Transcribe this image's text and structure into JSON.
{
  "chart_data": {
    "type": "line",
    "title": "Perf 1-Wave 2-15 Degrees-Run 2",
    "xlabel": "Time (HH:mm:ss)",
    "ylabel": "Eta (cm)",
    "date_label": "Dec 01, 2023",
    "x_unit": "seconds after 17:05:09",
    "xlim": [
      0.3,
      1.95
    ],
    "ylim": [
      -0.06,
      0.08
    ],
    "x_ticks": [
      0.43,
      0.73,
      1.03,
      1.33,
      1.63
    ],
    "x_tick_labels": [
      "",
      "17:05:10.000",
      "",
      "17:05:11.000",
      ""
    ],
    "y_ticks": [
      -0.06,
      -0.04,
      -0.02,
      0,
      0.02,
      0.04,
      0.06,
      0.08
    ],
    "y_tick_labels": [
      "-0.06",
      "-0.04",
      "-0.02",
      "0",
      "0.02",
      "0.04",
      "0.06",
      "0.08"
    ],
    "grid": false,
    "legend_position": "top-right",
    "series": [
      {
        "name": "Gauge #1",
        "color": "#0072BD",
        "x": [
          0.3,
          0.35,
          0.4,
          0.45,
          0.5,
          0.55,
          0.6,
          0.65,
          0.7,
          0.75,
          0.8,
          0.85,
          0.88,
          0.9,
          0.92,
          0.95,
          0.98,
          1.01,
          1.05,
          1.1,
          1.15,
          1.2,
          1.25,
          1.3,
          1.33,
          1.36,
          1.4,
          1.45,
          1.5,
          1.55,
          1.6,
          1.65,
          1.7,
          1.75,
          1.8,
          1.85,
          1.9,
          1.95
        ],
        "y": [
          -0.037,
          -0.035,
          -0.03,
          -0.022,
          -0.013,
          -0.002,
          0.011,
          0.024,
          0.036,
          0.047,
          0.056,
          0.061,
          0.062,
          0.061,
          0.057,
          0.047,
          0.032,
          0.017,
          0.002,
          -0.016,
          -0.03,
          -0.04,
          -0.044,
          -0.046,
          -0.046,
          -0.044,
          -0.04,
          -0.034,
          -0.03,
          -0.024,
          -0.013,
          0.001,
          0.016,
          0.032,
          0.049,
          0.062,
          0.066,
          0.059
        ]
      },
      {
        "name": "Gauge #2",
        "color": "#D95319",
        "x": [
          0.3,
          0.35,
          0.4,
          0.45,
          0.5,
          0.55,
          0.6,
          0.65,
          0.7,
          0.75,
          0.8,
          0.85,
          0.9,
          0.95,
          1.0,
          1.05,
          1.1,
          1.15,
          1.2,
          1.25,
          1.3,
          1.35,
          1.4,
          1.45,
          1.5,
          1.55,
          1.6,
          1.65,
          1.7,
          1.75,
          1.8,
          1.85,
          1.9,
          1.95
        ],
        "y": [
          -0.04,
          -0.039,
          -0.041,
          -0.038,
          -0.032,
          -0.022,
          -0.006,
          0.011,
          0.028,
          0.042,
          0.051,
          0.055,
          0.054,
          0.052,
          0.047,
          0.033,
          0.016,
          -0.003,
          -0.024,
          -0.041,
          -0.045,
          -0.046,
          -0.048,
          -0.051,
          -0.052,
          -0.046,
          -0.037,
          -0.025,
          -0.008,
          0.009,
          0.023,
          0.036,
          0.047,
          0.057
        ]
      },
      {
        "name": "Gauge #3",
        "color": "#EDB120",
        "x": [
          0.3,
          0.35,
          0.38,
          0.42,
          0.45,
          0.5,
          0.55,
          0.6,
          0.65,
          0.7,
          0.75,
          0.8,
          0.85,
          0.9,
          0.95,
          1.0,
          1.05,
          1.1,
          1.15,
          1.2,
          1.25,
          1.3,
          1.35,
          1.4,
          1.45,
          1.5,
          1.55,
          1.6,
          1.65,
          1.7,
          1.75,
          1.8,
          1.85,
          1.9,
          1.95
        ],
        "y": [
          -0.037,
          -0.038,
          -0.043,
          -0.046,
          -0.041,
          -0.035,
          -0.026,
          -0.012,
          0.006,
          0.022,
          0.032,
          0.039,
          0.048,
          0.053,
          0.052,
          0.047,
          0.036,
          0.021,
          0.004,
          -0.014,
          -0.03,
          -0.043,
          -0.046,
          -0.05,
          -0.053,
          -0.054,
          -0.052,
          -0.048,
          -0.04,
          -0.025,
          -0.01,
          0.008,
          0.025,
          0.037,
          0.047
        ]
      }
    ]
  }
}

...

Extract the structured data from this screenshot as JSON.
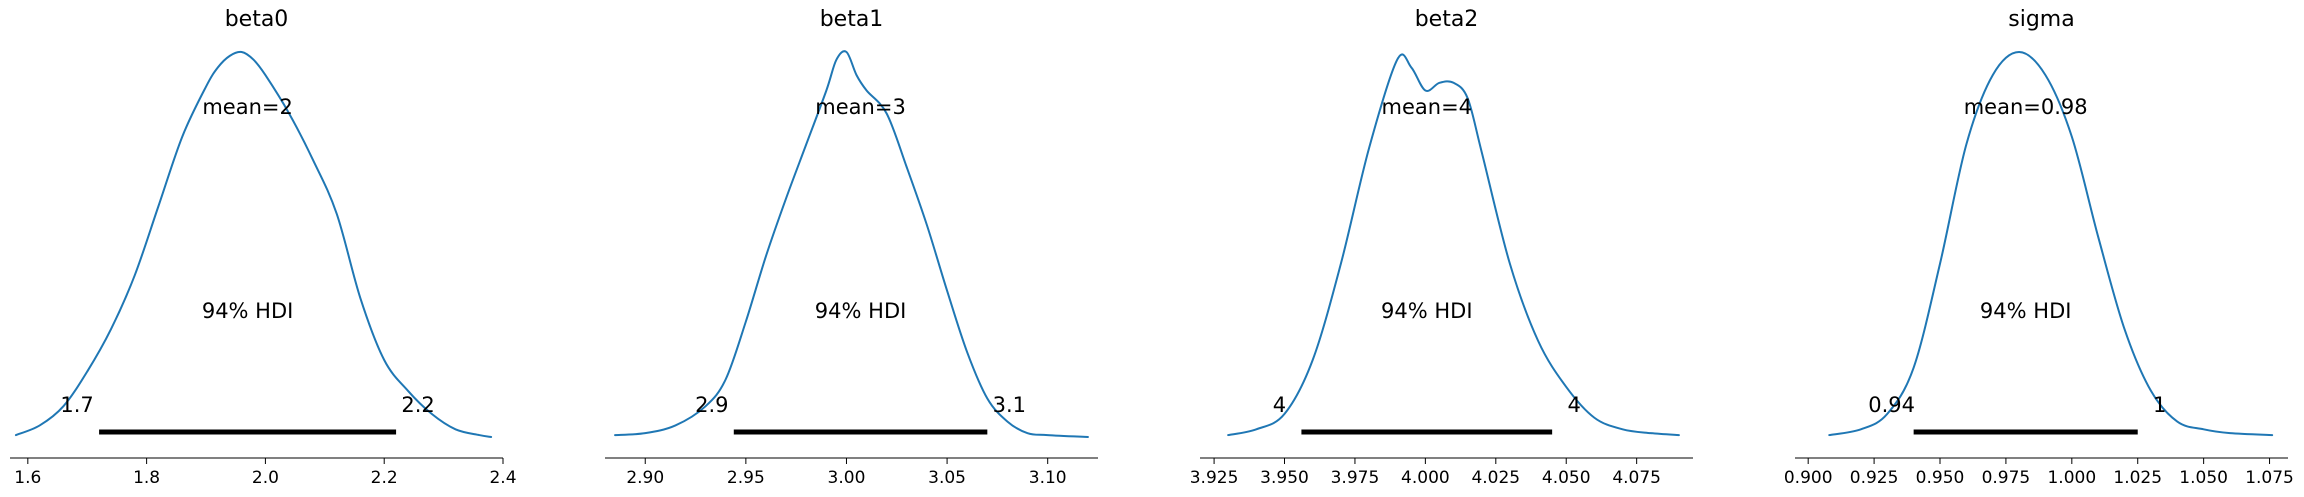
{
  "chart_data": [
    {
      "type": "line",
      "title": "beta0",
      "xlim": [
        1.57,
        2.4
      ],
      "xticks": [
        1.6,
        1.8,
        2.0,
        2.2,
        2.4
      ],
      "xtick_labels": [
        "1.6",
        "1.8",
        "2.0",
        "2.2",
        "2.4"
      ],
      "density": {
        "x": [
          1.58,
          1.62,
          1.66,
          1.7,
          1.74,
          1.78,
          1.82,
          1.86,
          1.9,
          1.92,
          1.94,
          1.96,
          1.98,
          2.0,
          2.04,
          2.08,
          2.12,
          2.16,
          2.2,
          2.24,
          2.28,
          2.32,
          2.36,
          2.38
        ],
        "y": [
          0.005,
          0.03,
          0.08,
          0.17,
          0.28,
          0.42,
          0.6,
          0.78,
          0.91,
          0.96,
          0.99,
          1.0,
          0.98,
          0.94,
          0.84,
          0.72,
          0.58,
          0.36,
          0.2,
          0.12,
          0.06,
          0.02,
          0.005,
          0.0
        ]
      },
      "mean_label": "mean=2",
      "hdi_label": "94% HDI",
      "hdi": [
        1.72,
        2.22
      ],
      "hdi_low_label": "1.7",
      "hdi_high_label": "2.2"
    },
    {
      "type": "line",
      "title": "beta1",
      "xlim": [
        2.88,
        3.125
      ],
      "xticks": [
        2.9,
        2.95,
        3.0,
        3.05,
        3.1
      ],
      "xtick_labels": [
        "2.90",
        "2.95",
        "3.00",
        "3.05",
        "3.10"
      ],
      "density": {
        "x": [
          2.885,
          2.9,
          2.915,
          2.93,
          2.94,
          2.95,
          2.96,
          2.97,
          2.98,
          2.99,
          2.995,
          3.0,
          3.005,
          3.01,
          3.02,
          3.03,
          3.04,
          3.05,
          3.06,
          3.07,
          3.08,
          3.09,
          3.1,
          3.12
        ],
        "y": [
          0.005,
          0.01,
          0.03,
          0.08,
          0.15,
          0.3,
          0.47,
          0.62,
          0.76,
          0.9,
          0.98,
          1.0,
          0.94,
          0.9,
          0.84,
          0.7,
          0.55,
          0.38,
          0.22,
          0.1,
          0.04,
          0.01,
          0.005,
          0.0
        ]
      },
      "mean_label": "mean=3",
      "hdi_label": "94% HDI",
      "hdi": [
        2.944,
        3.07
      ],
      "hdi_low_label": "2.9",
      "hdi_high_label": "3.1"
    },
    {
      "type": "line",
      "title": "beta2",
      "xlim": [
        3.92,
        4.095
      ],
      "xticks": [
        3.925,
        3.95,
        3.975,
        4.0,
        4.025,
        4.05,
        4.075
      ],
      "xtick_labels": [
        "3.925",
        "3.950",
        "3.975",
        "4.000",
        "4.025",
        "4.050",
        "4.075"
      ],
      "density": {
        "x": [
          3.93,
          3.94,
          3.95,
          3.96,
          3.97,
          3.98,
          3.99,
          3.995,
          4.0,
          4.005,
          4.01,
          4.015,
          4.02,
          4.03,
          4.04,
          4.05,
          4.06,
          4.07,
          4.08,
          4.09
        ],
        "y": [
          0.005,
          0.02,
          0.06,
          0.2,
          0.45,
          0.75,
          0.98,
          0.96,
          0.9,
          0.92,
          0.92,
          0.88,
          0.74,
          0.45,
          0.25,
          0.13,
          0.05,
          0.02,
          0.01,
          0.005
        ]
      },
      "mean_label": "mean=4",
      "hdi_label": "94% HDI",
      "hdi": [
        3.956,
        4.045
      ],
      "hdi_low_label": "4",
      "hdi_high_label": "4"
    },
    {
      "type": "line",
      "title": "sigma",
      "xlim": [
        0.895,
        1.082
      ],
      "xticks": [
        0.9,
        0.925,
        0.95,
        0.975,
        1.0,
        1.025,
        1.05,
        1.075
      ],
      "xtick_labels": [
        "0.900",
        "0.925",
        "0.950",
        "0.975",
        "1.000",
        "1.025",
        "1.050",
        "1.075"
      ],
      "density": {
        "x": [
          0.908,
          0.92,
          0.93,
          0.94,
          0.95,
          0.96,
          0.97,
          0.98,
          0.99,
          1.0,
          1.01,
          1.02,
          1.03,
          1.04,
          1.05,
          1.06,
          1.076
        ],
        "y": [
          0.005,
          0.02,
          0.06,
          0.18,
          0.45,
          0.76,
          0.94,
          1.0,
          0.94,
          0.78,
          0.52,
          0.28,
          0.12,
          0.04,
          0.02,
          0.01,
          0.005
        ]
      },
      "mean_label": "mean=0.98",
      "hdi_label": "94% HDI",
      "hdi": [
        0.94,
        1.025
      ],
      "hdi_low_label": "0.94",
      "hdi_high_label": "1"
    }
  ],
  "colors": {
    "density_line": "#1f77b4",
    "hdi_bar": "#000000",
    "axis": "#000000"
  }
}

Task details>
Track down all lines above with the string "JSON" and copy them.

The response>
Transcribe this image's text and structure into JSON.
Extract the structured data from this screenshot as JSON.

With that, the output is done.